EXERCISE DESCRIPTION » Using the listing beneath this task, count the lines with the word "Fosforas" and write only the result.

Records excerpted from a collection »

# # # #

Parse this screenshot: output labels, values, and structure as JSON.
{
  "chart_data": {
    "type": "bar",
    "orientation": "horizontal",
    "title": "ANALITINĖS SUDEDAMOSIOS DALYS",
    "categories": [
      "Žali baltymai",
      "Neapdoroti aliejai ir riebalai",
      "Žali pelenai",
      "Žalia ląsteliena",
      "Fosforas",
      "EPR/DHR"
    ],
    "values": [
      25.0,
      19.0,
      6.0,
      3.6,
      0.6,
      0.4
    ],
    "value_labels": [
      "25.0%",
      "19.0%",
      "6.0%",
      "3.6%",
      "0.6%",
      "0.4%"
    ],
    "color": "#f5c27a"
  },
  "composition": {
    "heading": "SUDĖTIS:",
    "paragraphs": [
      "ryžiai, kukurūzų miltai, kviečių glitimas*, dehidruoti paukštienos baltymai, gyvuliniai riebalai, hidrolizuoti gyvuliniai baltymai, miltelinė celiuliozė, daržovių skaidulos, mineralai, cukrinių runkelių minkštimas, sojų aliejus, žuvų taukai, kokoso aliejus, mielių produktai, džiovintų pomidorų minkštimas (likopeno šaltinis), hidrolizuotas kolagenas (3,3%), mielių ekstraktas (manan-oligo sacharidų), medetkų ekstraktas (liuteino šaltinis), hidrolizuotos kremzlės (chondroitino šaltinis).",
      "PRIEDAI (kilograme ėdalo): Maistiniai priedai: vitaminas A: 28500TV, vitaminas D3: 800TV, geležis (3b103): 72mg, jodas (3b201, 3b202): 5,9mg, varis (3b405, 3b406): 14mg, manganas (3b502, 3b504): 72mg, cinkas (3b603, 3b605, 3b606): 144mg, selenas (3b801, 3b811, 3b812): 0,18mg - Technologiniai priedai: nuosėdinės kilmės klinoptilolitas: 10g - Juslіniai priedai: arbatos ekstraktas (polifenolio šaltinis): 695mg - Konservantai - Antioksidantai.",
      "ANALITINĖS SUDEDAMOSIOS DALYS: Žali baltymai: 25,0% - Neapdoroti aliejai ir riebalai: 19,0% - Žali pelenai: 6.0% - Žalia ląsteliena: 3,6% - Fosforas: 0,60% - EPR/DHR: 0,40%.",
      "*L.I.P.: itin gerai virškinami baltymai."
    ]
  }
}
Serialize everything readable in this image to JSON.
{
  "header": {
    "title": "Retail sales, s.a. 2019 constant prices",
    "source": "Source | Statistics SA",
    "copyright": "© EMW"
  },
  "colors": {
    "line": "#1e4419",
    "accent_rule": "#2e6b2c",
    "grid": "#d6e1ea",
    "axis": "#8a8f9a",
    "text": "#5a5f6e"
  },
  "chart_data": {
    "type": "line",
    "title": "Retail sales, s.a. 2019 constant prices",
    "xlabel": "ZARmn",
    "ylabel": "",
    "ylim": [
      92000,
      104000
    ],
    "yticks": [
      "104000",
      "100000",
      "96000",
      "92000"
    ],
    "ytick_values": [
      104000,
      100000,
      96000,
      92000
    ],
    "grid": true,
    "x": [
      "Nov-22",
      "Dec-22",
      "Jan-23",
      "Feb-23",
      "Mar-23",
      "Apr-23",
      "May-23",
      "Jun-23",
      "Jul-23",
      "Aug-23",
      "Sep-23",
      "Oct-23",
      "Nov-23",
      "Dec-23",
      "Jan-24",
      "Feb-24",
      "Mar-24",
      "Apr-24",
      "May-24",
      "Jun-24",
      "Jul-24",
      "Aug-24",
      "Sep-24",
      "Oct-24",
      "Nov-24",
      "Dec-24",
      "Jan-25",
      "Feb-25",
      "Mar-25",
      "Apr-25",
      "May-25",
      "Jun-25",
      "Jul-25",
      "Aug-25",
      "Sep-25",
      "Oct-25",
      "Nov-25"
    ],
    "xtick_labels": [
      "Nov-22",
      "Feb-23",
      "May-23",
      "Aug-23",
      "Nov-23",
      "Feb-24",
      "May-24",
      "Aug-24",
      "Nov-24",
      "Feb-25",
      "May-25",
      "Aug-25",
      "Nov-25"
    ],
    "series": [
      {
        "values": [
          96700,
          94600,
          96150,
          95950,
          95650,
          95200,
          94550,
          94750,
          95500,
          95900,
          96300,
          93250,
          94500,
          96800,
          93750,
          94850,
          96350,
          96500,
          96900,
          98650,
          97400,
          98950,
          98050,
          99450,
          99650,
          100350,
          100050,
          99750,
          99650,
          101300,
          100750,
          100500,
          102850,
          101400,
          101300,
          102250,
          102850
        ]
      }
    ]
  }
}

# # # #

SOLUTION TO THIS TASK » 2